> **Exercise requirements**: Count the lines of the data that have the word "CLint", then report the number without anything else.

> **Figure collection entries**:
:::
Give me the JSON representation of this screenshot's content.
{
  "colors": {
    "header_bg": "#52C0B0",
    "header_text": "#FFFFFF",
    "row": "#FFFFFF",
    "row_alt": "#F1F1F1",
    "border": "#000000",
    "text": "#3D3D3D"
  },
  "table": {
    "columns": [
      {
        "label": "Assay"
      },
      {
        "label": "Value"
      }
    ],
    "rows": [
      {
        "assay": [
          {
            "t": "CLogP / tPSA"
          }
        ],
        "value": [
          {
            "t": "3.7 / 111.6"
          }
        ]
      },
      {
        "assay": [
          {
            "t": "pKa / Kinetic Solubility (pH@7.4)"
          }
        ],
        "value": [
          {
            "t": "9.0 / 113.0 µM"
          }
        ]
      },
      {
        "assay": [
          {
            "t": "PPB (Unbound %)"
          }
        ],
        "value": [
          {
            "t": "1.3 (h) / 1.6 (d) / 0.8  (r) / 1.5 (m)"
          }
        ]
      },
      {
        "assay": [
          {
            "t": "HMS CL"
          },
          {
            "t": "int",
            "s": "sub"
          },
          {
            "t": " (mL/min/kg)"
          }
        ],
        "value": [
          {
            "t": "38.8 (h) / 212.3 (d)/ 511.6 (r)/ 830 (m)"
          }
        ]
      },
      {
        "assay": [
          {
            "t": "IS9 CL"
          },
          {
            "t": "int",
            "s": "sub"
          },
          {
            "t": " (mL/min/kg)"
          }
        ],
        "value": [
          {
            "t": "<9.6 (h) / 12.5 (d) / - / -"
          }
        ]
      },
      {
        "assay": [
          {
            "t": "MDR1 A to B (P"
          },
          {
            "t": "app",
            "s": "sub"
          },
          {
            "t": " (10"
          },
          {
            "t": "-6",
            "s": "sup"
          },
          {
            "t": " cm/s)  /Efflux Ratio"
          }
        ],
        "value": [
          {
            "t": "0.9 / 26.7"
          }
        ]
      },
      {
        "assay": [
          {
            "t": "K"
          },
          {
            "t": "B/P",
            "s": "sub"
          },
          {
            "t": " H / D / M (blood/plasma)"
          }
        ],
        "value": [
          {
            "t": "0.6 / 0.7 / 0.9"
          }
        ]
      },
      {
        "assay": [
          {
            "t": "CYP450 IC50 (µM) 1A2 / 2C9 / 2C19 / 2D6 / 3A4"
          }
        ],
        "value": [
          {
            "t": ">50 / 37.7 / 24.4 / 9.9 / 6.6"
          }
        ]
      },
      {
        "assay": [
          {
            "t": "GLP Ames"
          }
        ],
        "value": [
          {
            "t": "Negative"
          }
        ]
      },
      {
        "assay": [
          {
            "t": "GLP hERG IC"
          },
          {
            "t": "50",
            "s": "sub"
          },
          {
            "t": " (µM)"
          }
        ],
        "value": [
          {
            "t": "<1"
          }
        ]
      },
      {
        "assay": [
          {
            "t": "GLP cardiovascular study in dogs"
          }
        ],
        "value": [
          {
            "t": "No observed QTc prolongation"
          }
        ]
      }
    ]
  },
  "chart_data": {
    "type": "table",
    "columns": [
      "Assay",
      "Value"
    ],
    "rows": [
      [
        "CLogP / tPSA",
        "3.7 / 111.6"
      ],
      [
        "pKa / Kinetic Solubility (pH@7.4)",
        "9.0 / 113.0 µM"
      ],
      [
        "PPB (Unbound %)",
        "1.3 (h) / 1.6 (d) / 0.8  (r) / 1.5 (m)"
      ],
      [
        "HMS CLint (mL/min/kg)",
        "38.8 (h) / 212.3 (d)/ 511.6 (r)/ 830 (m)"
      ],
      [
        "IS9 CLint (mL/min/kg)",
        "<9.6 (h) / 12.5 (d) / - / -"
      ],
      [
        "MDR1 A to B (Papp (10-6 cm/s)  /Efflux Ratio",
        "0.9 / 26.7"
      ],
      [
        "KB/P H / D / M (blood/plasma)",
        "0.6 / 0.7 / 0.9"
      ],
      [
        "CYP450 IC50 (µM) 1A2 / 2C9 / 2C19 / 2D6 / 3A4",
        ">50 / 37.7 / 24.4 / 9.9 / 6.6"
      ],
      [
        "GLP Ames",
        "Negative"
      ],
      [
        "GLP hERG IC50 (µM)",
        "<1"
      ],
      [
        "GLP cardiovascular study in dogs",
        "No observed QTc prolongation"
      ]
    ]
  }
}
:::
> **Result for this exercise**: 2